-- Begin Dataset --
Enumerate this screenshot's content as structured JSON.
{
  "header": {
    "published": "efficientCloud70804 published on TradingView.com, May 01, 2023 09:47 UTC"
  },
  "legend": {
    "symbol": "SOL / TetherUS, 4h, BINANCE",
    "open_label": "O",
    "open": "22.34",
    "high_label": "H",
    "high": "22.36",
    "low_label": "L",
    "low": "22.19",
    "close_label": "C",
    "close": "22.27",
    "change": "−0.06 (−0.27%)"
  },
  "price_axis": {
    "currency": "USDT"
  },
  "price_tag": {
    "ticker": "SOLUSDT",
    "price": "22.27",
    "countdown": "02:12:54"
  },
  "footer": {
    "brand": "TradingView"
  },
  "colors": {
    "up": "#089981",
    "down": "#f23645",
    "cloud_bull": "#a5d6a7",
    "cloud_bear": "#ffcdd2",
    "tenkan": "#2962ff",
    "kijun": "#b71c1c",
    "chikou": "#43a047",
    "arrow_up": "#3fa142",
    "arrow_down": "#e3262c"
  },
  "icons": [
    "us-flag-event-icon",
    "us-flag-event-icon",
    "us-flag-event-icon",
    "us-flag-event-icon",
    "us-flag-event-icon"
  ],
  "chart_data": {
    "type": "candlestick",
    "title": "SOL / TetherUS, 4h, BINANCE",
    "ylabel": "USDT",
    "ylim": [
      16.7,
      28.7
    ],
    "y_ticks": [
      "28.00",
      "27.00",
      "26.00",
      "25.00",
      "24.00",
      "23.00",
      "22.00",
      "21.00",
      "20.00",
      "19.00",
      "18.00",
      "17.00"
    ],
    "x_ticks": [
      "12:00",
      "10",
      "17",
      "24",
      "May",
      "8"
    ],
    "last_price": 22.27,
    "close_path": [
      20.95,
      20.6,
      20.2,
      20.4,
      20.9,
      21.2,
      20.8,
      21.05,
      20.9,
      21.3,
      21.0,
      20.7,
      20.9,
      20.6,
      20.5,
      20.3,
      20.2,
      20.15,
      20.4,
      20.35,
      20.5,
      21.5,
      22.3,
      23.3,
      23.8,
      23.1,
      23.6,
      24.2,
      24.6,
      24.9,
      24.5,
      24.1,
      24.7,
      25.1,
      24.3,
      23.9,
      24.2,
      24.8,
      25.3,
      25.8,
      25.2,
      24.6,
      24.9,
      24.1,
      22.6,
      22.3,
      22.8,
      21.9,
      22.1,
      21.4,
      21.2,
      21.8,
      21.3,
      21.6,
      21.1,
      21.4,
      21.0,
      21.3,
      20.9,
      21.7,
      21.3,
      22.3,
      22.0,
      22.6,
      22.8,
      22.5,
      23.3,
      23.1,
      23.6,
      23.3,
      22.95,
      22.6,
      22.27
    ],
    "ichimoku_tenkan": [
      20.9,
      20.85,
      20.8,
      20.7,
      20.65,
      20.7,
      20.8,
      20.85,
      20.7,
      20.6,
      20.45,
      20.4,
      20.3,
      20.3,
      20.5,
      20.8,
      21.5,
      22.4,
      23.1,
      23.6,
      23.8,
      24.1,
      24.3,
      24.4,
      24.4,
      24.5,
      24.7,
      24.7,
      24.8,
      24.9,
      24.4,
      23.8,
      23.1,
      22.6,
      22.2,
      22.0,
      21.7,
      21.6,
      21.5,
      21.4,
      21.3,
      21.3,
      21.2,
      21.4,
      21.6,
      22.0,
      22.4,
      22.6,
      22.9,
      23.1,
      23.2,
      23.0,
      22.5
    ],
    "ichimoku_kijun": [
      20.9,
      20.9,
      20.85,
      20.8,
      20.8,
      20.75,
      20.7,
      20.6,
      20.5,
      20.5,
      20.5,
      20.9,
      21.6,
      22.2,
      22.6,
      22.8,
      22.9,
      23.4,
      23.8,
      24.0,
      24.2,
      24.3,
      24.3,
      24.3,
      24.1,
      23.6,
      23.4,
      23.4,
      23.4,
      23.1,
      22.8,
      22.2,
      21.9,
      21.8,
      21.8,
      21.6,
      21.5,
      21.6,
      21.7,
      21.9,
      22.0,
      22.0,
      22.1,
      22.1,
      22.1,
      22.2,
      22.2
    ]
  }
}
-- End Dataset --
→ Set problem
From the listing above, extract all records word for word.

→ Expected answer
Enumerate this screenshot's content as structured JSON.
{
  "header": {
    "published": "efficientCloud70804 published on TradingView.com, May 01, 2023 09:47 UTC"
  },
  "legend": {
    "symbol": "SOL / TetherUS, 4h, BINANCE",
    "open_label": "O",
    "open": "22.34",
    "high_label": "H",
    "high": "22.36",
    "low_label": "L",
    "low": "22.19",
    "close_label": "C",
    "close": "22.27",
    "change": "−0.06 (−0.27%)"
  },
  "price_axis": {
    "currency": "USDT"
  },
  "price_tag": {
    "ticker": "SOLUSDT",
    "price": "22.27",
    "countdown": "02:12:54"
  },
  "footer": {
    "brand": "TradingView"
  },
  "colors": {
    "up": "#089981",
    "down": "#f23645",
    "cloud_bull": "#a5d6a7",
    "cloud_bear": "#ffcdd2",
    "tenkan": "#2962ff",
    "kijun": "#b71c1c",
    "chikou": "#43a047",
    "arrow_up": "#3fa142",
    "arrow_down": "#e3262c"
  },
  "icons": [
    "us-flag-event-icon",
    "us-flag-event-icon",
    "us-flag-event-icon",
    "us-flag-event-icon",
    "us-flag-event-icon"
  ],
  "chart_data": {
    "type": "candlestick",
    "title": "SOL / TetherUS, 4h, BINANCE",
    "ylabel": "USDT",
    "ylim": [
      16.7,
      28.7
    ],
    "y_ticks": [
      "28.00",
      "27.00",
      "26.00",
      "25.00",
      "24.00",
      "23.00",
      "22.00",
      "21.00",
      "20.00",
      "19.00",
      "18.00",
      "17.00"
    ],
    "x_ticks": [
      "12:00",
      "10",
      "17",
      "24",
      "May",
      "8"
    ],
    "last_price": 22.27,
    "close_path": [
      20.95,
      20.6,
      20.2,
      20.4,
      20.9,
      21.2,
      20.8,
      21.05,
      20.9,
      21.3,
      21.0,
      20.7,
      20.9,
      20.6,
      20.5,
      20.3,
      20.2,
      20.15,
      20.4,
      20.35,
      20.5,
      21.5,
      22.3,
      23.3,
      23.8,
      23.1,
      23.6,
      24.2,
      24.6,
      24.9,
      24.5,
      24.1,
      24.7,
      25.1,
      24.3,
      23.9,
      24.2,
      24.8,
      25.3,
      25.8,
      25.2,
      24.6,
      24.9,
      24.1,
      22.6,
      22.3,
      22.8,
      21.9,
      22.1,
      21.4,
      21.2,
      21.8,
      21.3,
      21.6,
      21.1,
      21.4,
      21.0,
      21.3,
      20.9,
      21.7,
      21.3,
      22.3,
      22.0,
      22.6,
      22.8,
      22.5,
      23.3,
      23.1,
      23.6,
      23.3,
      22.95,
      22.6,
      22.27
    ],
    "ichimoku_tenkan": [
      20.9,
      20.85,
      20.8,
      20.7,
      20.65,
      20.7,
      20.8,
      20.85,
      20.7,
      20.6,
      20.45,
      20.4,
      20.3,
      20.3,
      20.5,
      20.8,
      21.5,
      22.4,
      23.1,
      23.6,
      23.8,
      24.1,
      24.3,
      24.4,
      24.4,
      24.5,
      24.7,
      24.7,
      24.8,
      24.9,
      24.4,
      23.8,
      23.1,
      22.6,
      22.2,
      22.0,
      21.7,
      21.6,
      21.5,
      21.4,
      21.3,
      21.3,
      21.2,
      21.4,
      21.6,
      22.0,
      22.4,
      22.6,
      22.9,
      23.1,
      23.2,
      23.0,
      22.5
    ],
    "ichimoku_kijun": [
      20.9,
      20.9,
      20.85,
      20.8,
      20.8,
      20.75,
      20.7,
      20.6,
      20.5,
      20.5,
      20.5,
      20.9,
      21.6,
      22.2,
      22.6,
      22.8,
      22.9,
      23.4,
      23.8,
      24.0,
      24.2,
      24.3,
      24.3,
      24.3,
      24.1,
      23.6,
      23.4,
      23.4,
      23.4,
      23.1,
      22.8,
      22.2,
      21.9,
      21.8,
      21.8,
      21.6,
      21.5,
      21.6,
      21.7,
      21.9,
      22.0,
      22.0,
      22.1,
      22.1,
      22.1,
      22.2,
      22.2
    ]
  }
}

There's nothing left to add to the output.